_To do_
Make a verbatim copy of the entries below; pictures stay out.

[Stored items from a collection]
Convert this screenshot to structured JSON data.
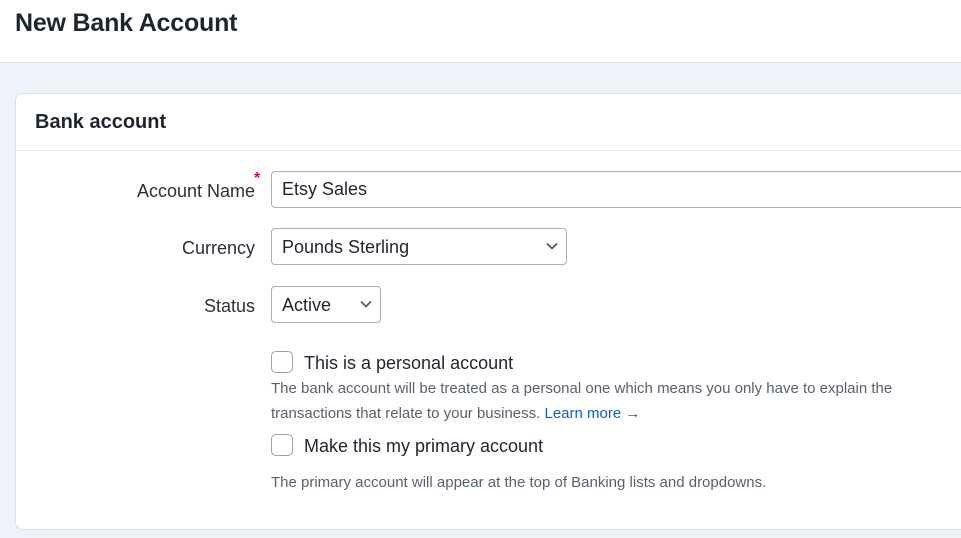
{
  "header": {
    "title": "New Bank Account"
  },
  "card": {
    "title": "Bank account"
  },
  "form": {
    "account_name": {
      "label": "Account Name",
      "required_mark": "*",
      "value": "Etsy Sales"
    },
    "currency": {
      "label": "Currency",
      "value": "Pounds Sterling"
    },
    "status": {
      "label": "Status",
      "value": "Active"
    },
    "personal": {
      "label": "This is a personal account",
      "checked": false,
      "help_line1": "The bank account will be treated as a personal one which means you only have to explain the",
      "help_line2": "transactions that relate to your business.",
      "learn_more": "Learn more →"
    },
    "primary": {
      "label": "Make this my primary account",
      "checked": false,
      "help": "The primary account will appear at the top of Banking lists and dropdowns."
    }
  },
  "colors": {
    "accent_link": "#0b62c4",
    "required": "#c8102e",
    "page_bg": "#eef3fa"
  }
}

_Solved problem_
Convert this screenshot to structured JSON data.
{
  "header": {
    "title": "New Bank Account"
  },
  "card": {
    "title": "Bank account"
  },
  "form": {
    "account_name": {
      "label": "Account Name",
      "required_mark": "*",
      "value": "Etsy Sales"
    },
    "currency": {
      "label": "Currency",
      "value": "Pounds Sterling"
    },
    "status": {
      "label": "Status",
      "value": "Active"
    },
    "personal": {
      "label": "This is a personal account",
      "checked": false,
      "help_line1": "The bank account will be treated as a personal one which means you only have to explain the",
      "help_line2": "transactions that relate to your business.",
      "learn_more": "Learn more →"
    },
    "primary": {
      "label": "Make this my primary account",
      "checked": false,
      "help": "The primary account will appear at the top of Banking lists and dropdowns."
    }
  },
  "colors": {
    "accent_link": "#0b62c4",
    "required": "#c8102e",
    "page_bg": "#eef3fa"
  }
}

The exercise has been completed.